Given task:
Reproduce the entire listing word for word.

·····

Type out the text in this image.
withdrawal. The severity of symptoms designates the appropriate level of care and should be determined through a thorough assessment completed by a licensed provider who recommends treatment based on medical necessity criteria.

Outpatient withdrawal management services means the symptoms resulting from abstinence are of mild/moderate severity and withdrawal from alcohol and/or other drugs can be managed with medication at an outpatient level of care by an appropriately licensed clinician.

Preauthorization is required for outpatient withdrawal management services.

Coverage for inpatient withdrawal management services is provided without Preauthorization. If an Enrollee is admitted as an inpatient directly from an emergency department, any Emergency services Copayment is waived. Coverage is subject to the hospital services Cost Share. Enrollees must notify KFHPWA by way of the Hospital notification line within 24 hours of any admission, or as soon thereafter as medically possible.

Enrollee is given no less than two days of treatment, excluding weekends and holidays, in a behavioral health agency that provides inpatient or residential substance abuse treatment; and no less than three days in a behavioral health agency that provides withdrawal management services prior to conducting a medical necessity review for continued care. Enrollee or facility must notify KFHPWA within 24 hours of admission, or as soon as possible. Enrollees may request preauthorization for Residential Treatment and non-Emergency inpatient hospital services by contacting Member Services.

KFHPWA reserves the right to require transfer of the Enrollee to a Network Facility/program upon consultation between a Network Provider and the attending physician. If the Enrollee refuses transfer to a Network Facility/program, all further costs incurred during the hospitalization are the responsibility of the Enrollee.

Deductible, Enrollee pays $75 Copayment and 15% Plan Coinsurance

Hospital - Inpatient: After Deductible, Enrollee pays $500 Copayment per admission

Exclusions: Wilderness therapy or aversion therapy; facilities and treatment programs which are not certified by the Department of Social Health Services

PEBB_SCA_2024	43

·····

Result of the exercise:
Type out the text in this image.
withdrawal. The severity of symptoms designates the appropriate level of care and should be determined through a thorough assessment completed by a licensed provider who recommends treatment based on medical necessity criteria.

Outpatient withdrawal management services means the symptoms resulting from abstinence are of mild/moderate severity and withdrawal from alcohol and/or other drugs can be managed with medication at an outpatient level of care by an appropriately licensed clinician.

Preauthorization is required for outpatient withdrawal management services.

Coverage for inpatient withdrawal management services is provided without Preauthorization. If an Enrollee is admitted as an inpatient directly from an emergency department, any Emergency services Copayment is waived. Coverage is subject to the hospital services Cost Share. Enrollees must notify KFHPWA by way of the Hospital notification line within 24 hours of any admission, or as soon thereafter as medically possible.

Enrollee is given no less than two days of treatment, excluding weekends and holidays, in a behavioral health agency that provides inpatient or residential substance abuse treatment; and no less than three days in a behavioral health agency that provides withdrawal management services prior to conducting a medical necessity review for continued care. Enrollee or facility must notify KFHPWA within 24 hours of admission, or as soon as possible. Enrollees may request preauthorization for Residential Treatment and non-Emergency inpatient hospital services by contacting Member Services.

KFHPWA reserves the right to require transfer of the Enrollee to a Network Facility/program upon consultation between a Network Provider and the attending physician. If the Enrollee refuses transfer to a Network Facility/program, all further costs incurred during the hospitalization are the responsibility of the Enrollee.

Deductible, Enrollee pays $75 Copayment and 15% Plan Coinsurance

Hospital - Inpatient: After Deductible, Enrollee pays $500 Copayment per admission

Exclusions: Wilderness therapy or aversion therapy; facilities and treatment programs which are not certified by the Department of Social Health Services

PEBB_SCA_2024	43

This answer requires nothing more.